● **WRITTEN PROBLEM**: State the count of lines below in which the word "JSON" appears, and add nothing.

● **GIVEN ENTRIES**:
* * * * * * * * *
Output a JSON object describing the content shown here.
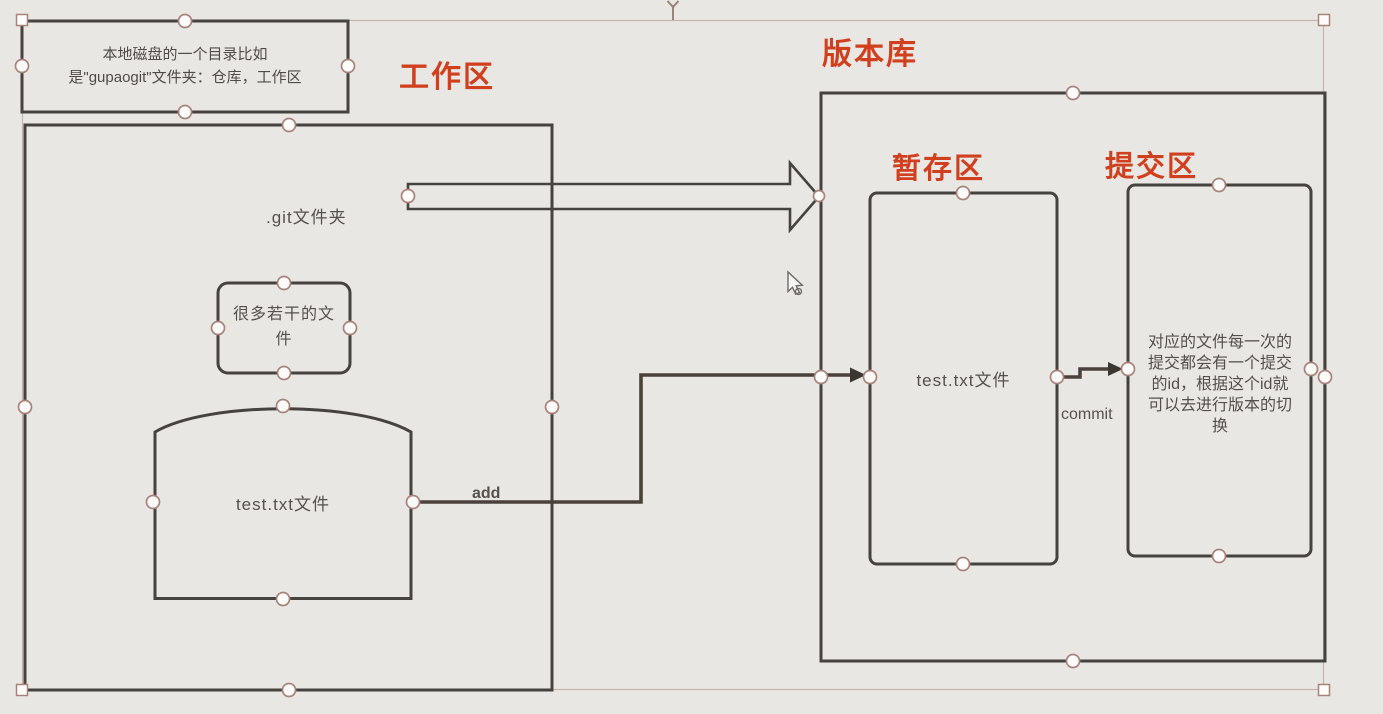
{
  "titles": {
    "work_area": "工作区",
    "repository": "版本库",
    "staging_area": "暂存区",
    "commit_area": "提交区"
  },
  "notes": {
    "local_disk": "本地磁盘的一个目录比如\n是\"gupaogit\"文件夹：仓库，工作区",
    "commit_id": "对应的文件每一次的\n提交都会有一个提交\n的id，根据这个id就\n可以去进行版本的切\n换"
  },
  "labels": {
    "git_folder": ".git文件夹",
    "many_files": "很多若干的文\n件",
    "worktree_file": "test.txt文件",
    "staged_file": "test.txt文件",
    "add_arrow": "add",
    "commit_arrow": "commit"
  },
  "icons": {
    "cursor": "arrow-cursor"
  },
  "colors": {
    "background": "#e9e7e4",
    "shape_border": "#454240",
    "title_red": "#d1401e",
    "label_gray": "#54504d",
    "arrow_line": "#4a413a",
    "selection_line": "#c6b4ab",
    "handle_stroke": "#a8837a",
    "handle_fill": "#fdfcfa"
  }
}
* * * * * * * * *
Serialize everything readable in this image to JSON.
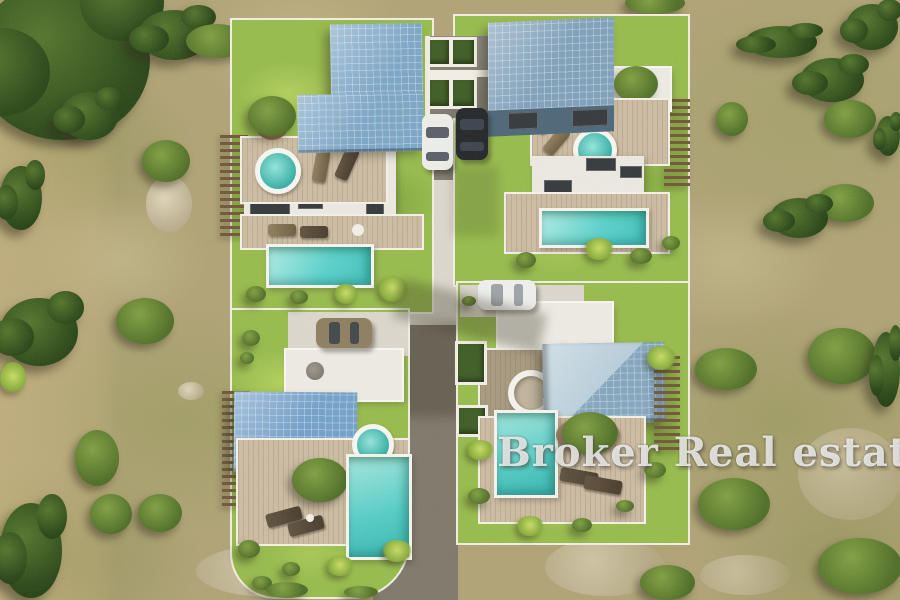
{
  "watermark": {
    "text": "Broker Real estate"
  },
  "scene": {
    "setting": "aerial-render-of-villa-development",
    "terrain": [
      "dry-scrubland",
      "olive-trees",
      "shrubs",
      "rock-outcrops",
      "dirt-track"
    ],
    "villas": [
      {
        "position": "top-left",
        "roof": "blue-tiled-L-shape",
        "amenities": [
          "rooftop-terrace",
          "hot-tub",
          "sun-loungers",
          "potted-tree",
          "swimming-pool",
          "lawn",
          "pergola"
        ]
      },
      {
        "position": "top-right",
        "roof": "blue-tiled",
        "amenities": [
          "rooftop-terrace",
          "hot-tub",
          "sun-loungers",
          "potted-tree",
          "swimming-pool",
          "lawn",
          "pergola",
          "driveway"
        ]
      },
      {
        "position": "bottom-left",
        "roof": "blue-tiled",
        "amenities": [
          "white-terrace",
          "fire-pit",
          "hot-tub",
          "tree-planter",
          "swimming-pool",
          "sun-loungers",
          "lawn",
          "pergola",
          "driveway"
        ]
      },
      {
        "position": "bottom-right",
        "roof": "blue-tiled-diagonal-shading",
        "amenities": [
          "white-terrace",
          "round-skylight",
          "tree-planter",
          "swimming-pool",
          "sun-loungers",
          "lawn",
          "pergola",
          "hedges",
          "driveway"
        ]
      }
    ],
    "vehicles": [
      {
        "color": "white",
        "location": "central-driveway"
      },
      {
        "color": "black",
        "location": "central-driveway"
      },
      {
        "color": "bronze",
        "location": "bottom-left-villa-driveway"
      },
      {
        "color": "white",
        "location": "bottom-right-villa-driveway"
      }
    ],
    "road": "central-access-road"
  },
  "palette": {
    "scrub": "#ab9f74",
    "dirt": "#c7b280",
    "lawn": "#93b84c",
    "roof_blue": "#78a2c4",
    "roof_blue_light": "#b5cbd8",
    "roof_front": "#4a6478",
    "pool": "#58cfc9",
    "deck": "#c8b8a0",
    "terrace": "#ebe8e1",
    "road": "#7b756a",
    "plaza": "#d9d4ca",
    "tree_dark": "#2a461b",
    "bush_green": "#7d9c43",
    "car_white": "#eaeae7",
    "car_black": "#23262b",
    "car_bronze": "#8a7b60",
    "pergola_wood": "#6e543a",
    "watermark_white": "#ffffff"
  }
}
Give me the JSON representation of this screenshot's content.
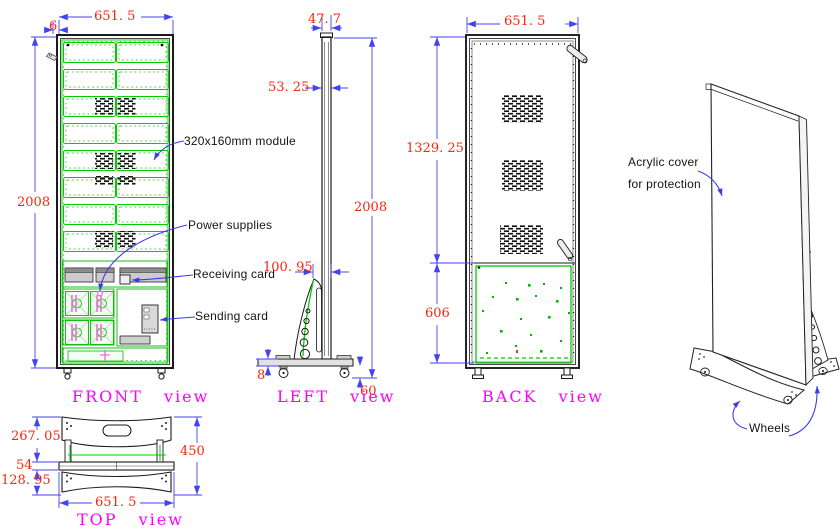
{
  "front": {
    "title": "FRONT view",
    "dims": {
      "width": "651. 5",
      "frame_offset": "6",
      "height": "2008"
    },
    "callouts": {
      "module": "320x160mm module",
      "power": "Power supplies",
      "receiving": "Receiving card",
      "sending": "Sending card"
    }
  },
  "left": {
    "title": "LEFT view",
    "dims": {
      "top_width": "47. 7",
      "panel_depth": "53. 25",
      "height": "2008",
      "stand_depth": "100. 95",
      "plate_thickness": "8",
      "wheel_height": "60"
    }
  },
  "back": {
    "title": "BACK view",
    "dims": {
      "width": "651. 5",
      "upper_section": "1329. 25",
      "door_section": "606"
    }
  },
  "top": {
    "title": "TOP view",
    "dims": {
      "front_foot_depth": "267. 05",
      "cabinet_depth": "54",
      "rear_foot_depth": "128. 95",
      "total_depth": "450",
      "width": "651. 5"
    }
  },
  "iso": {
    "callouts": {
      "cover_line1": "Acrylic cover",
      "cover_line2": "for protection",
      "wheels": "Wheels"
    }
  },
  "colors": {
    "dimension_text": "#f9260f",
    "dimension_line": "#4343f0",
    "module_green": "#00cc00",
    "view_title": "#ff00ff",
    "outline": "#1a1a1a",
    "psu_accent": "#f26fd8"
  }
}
* * * * * * * * *
● **CORRECT RESULT**: 3